Do this: Scan the listing below and copy every line holding "значение".

>> Begin Given records

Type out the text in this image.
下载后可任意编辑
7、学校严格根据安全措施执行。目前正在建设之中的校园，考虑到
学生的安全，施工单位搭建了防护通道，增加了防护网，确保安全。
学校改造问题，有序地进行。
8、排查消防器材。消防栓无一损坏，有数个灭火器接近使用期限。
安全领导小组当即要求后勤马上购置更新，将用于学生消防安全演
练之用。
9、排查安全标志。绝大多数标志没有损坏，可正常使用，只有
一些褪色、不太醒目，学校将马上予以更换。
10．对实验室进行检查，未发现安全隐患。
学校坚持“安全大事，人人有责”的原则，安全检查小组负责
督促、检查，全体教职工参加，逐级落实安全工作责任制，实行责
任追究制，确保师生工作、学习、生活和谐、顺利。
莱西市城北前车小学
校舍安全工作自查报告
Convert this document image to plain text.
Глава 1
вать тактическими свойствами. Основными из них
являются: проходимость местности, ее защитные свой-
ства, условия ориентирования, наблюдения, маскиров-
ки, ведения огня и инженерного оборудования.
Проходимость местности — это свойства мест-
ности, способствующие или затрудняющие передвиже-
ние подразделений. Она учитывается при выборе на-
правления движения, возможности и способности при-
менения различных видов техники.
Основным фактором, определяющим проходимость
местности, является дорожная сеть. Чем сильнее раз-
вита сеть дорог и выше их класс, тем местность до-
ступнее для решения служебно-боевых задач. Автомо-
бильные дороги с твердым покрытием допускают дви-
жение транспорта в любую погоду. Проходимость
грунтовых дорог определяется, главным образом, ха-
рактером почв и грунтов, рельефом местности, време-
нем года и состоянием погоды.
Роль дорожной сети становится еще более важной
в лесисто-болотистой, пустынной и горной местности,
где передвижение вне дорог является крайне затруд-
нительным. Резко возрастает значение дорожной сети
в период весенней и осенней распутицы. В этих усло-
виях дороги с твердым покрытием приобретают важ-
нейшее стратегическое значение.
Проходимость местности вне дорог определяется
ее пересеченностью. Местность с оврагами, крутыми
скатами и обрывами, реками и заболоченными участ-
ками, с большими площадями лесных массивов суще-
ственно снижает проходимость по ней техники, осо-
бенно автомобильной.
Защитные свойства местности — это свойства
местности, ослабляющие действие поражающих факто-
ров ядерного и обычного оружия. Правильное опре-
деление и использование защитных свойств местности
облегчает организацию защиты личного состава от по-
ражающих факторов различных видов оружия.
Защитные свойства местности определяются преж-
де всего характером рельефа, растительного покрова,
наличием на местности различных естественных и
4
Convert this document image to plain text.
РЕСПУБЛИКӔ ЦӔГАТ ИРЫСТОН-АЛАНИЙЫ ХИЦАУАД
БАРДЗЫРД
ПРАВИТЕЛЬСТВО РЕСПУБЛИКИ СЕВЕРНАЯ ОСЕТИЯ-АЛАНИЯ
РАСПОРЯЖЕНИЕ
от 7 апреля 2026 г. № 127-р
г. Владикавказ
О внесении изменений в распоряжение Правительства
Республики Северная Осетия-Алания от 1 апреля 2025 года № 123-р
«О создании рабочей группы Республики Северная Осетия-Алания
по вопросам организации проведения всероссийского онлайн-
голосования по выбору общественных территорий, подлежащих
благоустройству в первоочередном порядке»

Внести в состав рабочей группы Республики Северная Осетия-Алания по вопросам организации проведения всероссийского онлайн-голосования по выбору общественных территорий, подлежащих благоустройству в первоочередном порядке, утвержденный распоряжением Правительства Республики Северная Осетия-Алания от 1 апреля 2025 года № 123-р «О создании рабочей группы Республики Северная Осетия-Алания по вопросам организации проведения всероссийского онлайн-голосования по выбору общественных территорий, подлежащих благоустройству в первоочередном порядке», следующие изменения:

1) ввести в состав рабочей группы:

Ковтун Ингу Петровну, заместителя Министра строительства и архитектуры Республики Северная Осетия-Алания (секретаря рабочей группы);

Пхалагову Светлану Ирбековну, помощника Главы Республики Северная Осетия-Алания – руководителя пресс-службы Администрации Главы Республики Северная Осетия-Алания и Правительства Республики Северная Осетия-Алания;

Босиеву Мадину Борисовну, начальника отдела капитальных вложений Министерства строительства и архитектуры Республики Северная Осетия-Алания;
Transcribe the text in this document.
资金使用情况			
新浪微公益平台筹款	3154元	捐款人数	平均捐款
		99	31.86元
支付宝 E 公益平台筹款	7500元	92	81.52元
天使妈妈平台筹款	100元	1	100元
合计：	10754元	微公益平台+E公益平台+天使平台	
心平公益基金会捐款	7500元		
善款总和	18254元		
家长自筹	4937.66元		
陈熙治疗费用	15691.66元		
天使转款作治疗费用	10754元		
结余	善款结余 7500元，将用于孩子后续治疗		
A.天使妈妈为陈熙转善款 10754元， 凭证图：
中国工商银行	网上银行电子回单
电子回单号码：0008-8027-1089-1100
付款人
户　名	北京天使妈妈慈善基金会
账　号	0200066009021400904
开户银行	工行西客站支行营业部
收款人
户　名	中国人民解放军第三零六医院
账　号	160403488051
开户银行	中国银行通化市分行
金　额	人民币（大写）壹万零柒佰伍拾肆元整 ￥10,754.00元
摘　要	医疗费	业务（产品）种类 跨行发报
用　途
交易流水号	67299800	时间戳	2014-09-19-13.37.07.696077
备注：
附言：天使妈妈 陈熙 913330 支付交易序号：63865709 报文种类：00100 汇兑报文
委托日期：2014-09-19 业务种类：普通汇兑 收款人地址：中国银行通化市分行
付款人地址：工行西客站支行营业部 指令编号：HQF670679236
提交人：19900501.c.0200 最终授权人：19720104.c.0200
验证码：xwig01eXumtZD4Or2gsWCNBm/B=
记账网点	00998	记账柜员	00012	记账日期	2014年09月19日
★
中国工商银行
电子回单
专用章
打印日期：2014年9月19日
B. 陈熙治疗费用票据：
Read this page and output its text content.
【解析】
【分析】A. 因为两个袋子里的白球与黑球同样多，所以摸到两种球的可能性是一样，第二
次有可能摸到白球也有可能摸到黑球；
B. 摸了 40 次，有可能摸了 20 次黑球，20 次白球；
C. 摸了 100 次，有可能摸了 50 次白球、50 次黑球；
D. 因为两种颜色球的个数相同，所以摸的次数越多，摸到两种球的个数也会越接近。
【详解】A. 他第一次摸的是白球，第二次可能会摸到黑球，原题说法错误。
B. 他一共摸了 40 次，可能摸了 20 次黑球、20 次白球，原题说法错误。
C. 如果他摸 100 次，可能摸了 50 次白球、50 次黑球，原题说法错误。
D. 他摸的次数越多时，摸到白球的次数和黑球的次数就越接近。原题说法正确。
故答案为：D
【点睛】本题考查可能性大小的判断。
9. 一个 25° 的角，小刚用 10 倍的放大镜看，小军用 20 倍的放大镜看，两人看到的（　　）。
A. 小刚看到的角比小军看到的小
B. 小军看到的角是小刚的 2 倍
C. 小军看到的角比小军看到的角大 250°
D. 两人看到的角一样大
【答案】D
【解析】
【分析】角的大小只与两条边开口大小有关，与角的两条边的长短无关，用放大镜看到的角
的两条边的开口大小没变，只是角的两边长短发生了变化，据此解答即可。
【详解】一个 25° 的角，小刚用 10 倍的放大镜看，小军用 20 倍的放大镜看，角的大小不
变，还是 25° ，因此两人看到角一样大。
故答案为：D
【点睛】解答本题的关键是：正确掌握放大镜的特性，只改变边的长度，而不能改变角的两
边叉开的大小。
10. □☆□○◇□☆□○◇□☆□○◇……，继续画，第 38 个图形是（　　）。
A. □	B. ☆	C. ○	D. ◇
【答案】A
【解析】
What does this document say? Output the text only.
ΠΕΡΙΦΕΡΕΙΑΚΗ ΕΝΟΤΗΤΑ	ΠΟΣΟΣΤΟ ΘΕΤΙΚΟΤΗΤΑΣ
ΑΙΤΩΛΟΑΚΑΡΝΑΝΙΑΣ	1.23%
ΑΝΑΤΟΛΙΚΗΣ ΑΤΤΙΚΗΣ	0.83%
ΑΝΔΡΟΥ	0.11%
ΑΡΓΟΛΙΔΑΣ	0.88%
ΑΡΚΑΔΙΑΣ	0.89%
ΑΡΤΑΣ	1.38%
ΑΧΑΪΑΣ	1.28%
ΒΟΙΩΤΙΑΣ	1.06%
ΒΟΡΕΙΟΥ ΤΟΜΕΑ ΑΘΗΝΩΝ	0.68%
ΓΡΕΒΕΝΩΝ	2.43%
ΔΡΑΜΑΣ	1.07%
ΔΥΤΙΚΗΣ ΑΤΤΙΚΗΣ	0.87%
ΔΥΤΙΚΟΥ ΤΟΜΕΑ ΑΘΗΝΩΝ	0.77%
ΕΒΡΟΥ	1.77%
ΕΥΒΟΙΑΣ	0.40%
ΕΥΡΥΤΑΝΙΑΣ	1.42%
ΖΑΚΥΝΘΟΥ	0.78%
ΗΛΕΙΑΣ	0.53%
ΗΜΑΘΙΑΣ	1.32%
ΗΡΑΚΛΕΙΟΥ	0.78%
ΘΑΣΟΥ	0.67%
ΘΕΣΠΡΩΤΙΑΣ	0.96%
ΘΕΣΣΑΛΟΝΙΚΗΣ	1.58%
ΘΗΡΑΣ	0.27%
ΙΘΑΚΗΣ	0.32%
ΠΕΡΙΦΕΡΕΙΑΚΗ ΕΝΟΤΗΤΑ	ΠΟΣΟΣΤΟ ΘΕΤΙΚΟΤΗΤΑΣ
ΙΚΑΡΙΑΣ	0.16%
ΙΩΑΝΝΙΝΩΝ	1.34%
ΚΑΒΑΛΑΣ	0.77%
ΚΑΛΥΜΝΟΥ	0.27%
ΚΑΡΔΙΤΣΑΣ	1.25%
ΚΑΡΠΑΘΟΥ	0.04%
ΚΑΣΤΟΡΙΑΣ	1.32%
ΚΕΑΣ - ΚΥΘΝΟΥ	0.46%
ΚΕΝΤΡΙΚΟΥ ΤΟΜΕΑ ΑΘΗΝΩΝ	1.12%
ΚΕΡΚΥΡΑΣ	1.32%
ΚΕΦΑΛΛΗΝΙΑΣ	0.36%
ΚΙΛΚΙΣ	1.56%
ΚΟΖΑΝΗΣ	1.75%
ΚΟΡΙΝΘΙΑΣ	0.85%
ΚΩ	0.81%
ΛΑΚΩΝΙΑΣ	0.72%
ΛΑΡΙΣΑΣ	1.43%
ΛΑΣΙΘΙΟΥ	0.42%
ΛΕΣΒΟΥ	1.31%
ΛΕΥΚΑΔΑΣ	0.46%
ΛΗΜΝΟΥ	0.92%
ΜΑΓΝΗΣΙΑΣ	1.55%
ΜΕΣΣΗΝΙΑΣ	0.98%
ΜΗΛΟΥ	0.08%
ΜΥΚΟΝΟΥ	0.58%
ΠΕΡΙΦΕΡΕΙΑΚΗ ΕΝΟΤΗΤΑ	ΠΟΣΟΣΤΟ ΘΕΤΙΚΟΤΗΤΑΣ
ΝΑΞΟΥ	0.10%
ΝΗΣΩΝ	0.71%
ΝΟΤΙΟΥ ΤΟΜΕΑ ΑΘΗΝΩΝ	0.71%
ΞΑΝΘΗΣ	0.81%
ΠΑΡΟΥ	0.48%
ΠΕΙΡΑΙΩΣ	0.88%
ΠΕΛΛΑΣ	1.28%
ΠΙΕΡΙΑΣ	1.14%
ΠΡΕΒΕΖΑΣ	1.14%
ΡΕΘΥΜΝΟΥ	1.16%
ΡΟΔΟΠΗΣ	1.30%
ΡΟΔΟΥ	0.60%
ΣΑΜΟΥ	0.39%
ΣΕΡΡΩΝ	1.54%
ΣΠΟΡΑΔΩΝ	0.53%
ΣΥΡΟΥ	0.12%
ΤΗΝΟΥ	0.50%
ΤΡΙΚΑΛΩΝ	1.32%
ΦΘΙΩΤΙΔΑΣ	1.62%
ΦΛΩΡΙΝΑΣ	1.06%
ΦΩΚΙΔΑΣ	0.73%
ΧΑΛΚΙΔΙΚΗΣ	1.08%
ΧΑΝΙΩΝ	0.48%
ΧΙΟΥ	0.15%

>> End Given records

Result:
нительным. Резко возрастает значение дорожной сети
нейшее стратегическое значение.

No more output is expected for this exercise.